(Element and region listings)

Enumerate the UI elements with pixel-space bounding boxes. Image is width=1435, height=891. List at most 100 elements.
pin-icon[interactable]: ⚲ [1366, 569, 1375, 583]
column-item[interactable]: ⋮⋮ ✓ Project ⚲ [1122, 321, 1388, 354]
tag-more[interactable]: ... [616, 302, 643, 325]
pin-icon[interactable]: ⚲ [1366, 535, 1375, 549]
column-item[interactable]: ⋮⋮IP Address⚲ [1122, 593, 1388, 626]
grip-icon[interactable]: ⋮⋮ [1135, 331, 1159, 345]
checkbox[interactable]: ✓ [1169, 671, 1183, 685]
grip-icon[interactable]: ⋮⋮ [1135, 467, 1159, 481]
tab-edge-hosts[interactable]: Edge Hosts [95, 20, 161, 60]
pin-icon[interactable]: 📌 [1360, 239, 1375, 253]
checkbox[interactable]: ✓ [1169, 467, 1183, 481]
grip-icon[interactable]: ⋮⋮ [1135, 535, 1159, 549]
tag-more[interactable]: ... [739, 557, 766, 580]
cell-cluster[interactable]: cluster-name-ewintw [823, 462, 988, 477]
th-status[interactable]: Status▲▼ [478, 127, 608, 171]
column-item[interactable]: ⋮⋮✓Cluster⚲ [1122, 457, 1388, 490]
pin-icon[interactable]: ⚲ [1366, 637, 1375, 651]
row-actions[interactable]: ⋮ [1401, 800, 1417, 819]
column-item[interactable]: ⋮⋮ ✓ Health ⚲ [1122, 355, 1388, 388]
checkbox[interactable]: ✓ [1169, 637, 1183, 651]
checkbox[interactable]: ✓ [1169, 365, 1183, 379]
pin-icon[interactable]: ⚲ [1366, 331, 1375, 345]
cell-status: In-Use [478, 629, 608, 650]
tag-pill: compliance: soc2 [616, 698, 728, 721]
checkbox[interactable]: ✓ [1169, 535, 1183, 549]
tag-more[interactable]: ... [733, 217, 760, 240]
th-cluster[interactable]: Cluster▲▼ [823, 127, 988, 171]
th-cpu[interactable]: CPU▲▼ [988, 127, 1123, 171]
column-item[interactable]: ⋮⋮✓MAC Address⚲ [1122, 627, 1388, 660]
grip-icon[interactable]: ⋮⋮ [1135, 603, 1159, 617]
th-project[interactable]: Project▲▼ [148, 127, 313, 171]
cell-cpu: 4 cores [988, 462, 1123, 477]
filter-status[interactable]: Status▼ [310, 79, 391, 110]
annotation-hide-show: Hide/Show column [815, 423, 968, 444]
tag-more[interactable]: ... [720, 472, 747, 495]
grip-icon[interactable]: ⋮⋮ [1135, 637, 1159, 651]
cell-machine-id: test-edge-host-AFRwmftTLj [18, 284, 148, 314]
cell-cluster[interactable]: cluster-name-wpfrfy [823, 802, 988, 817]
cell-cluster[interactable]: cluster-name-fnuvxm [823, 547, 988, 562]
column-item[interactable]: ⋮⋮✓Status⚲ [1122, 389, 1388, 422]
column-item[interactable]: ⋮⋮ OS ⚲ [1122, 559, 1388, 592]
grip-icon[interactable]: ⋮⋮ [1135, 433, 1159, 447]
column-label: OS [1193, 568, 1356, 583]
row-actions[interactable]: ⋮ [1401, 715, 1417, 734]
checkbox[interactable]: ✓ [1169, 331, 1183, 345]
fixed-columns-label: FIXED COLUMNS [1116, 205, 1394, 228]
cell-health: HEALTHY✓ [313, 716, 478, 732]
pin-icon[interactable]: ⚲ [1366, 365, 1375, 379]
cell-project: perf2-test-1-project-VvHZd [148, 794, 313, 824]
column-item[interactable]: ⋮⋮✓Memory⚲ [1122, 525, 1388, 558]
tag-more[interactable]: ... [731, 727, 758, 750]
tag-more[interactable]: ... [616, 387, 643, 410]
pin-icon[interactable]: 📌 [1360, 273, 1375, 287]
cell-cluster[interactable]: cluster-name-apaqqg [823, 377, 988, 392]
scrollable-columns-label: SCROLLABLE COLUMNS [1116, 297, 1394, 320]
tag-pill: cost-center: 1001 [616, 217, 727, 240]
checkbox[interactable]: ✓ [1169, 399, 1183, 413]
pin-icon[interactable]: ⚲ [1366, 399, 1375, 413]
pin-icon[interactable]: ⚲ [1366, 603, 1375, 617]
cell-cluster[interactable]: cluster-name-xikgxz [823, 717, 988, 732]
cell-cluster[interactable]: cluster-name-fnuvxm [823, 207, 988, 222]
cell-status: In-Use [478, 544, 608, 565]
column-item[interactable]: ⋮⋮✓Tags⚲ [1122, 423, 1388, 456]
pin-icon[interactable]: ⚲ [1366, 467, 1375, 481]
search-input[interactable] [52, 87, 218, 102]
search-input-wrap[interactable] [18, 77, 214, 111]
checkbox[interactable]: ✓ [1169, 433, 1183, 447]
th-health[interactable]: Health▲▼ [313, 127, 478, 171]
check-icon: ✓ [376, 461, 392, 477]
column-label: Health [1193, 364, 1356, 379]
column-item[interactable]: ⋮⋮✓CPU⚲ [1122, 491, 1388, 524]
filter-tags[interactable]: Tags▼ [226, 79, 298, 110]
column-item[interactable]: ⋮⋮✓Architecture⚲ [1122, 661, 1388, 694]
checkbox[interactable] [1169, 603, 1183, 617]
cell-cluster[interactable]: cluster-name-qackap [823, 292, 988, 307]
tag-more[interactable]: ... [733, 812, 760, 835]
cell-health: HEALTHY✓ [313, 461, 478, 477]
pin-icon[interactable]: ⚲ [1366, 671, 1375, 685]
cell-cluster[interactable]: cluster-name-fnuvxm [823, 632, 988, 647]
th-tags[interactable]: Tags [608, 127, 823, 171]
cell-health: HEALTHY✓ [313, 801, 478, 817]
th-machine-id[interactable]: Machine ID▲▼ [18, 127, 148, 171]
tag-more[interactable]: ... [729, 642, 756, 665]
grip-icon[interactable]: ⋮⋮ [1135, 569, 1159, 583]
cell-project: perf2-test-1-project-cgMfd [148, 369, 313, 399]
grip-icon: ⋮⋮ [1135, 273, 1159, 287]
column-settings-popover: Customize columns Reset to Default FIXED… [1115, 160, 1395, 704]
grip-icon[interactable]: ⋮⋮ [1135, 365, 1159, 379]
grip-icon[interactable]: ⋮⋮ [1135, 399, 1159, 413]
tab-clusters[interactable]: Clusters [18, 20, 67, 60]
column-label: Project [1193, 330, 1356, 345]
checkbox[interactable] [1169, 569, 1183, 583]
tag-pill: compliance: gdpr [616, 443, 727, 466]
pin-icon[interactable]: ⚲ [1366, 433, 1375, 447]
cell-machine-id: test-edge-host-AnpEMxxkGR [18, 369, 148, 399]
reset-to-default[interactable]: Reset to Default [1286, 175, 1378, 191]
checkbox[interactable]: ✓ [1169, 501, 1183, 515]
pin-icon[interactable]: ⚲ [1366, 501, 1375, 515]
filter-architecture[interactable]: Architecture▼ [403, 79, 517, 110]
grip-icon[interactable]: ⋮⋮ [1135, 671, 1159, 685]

_DO THIS_
Copy the data above line for line, changing nothing.

_RIGHT ANSWER_
Enumerate the UI elements with pixel-space bounding boxes. Image is width=1435, height=891. List at most 100 elements.
pin-icon[interactable]: ⚲ [1366, 569, 1375, 583]
column-item[interactable]: ⋮⋮ ✓ Project ⚲ [1122, 321, 1388, 354]
tag-more[interactable]: ... [616, 302, 643, 325]
pin-icon[interactable]: ⚲ [1366, 535, 1375, 549]
column-item[interactable]: ⋮⋮IP Address⚲ [1122, 593, 1388, 626]
grip-icon[interactable]: ⋮⋮ [1135, 331, 1159, 345]
checkbox[interactable]: ✓ [1169, 671, 1183, 685]
grip-icon[interactable]: ⋮⋮ [1135, 467, 1159, 481]
tab-edge-hosts[interactable]: Edge Hosts [95, 20, 161, 60]
pin-icon[interactable]: 📌 [1360, 239, 1375, 253]
checkbox[interactable]: ✓ [1169, 467, 1183, 481]
grip-icon[interactable]: ⋮⋮ [1135, 535, 1159, 549]
tag-more[interactable]: ... [739, 557, 766, 580]
cell-cluster[interactable]: cluster-name-ewintw [823, 462, 988, 477]
th-status[interactable]: Status▲▼ [478, 127, 608, 171]
column-item[interactable]: ⋮⋮✓Cluster⚲ [1122, 457, 1388, 490]
pin-icon[interactable]: ⚲ [1366, 637, 1375, 651]
row-actions[interactable]: ⋮ [1401, 800, 1417, 819]
column-item[interactable]: ⋮⋮ ✓ Health ⚲ [1122, 355, 1388, 388]
checkbox[interactable]: ✓ [1169, 637, 1183, 651]
checkbox[interactable]: ✓ [1169, 365, 1183, 379]
pin-icon[interactable]: ⚲ [1366, 331, 1375, 345]
cell-status: In-Use [478, 629, 608, 650]
tag-pill: compliance: soc2 [616, 698, 728, 721]
checkbox[interactable]: ✓ [1169, 535, 1183, 549]
tag-more[interactable]: ... [733, 217, 760, 240]
th-cluster[interactable]: Cluster▲▼ [823, 127, 988, 171]
th-cpu[interactable]: CPU▲▼ [988, 127, 1123, 171]
column-item[interactable]: ⋮⋮✓MAC Address⚲ [1122, 627, 1388, 660]
grip-icon[interactable]: ⋮⋮ [1135, 603, 1159, 617]
th-project[interactable]: Project▲▼ [148, 127, 313, 171]
cell-cpu: 4 cores [988, 462, 1123, 477]
filter-status[interactable]: Status▼ [310, 79, 391, 110]
annotation-hide-show: Hide/Show column [815, 423, 968, 444]
tag-more[interactable]: ... [720, 472, 747, 495]
grip-icon[interactable]: ⋮⋮ [1135, 637, 1159, 651]
cell-machine-id: test-edge-host-AFRwmftTLj [18, 284, 148, 314]
cell-cluster[interactable]: cluster-name-wpfrfy [823, 802, 988, 817]
cell-cluster[interactable]: cluster-name-fnuvxm [823, 547, 988, 562]
column-item[interactable]: ⋮⋮✓Status⚲ [1122, 389, 1388, 422]
column-item[interactable]: ⋮⋮ OS ⚲ [1122, 559, 1388, 592]
grip-icon[interactable]: ⋮⋮ [1135, 433, 1159, 447]
column-label: OS [1193, 568, 1356, 583]
row-actions[interactable]: ⋮ [1401, 715, 1417, 734]
checkbox[interactable]: ✓ [1169, 331, 1183, 345]
fixed-columns-label: FIXED COLUMNS [1116, 205, 1394, 228]
cell-health: HEALTHY✓ [313, 716, 478, 732]
pin-icon[interactable]: ⚲ [1366, 365, 1375, 379]
cell-project: perf2-test-1-project-VvHZd [148, 794, 313, 824]
column-item[interactable]: ⋮⋮✓Memory⚲ [1122, 525, 1388, 558]
tag-more[interactable]: ... [731, 727, 758, 750]
tag-more[interactable]: ... [616, 387, 643, 410]
pin-icon[interactable]: 📌 [1360, 273, 1375, 287]
cell-cluster[interactable]: cluster-name-apaqqg [823, 377, 988, 392]
scrollable-columns-label: SCROLLABLE COLUMNS [1116, 297, 1394, 320]
tag-pill: cost-center: 1001 [616, 217, 727, 240]
checkbox[interactable]: ✓ [1169, 399, 1183, 413]
pin-icon[interactable]: ⚲ [1366, 399, 1375, 413]
pin-icon[interactable]: ⚲ [1366, 603, 1375, 617]
cell-cluster[interactable]: cluster-name-xikgxz [823, 717, 988, 732]
cell-cluster[interactable]: cluster-name-fnuvxm [823, 207, 988, 222]
cell-status: In-Use [478, 544, 608, 565]
column-item[interactable]: ⋮⋮✓Tags⚲ [1122, 423, 1388, 456]
pin-icon[interactable]: ⚲ [1366, 467, 1375, 481]
search-input[interactable] [52, 87, 218, 102]
search-input-wrap[interactable] [18, 77, 214, 111]
checkbox[interactable]: ✓ [1169, 433, 1183, 447]
th-health[interactable]: Health▲▼ [313, 127, 478, 171]
check-icon: ✓ [376, 461, 392, 477]
column-label: Health [1193, 364, 1356, 379]
column-item[interactable]: ⋮⋮✓CPU⚲ [1122, 491, 1388, 524]
filter-tags[interactable]: Tags▼ [226, 79, 298, 110]
column-item[interactable]: ⋮⋮✓Architecture⚲ [1122, 661, 1388, 694]
checkbox[interactable] [1169, 603, 1183, 617]
cell-cluster[interactable]: cluster-name-qackap [823, 292, 988, 307]
tag-more[interactable]: ... [733, 812, 760, 835]
cell-health: HEALTHY✓ [313, 461, 478, 477]
pin-icon[interactable]: ⚲ [1366, 671, 1375, 685]
cell-cluster[interactable]: cluster-name-fnuvxm [823, 632, 988, 647]
th-tags[interactable]: Tags [608, 127, 823, 171]
cell-health: HEALTHY✓ [313, 801, 478, 817]
th-machine-id[interactable]: Machine ID▲▼ [18, 127, 148, 171]
tag-more[interactable]: ... [729, 642, 756, 665]
grip-icon[interactable]: ⋮⋮ [1135, 569, 1159, 583]
cell-project: perf2-test-1-project-cgMfd [148, 369, 313, 399]
grip-icon: ⋮⋮ [1135, 273, 1159, 287]
column-settings-popover: Customize columns Reset to Default FIXED… [1115, 160, 1395, 704]
grip-icon[interactable]: ⋮⋮ [1135, 365, 1159, 379]
grip-icon[interactable]: ⋮⋮ [1135, 399, 1159, 413]
tab-clusters[interactable]: Clusters [18, 20, 67, 60]
column-label: Project [1193, 330, 1356, 345]
checkbox[interactable] [1169, 569, 1183, 583]
tag-pill: compliance: gdpr [616, 443, 727, 466]
pin-icon[interactable]: ⚲ [1366, 433, 1375, 447]
cell-machine-id: test-edge-host-AnpEMxxkGR [18, 369, 148, 399]
reset-to-default[interactable]: Reset to Default [1286, 175, 1378, 191]
checkbox[interactable]: ✓ [1169, 501, 1183, 515]
pin-icon[interactable]: ⚲ [1366, 501, 1375, 515]
filter-architecture[interactable]: Architecture▼ [403, 79, 517, 110]
grip-icon[interactable]: ⋮⋮ [1135, 671, 1159, 685]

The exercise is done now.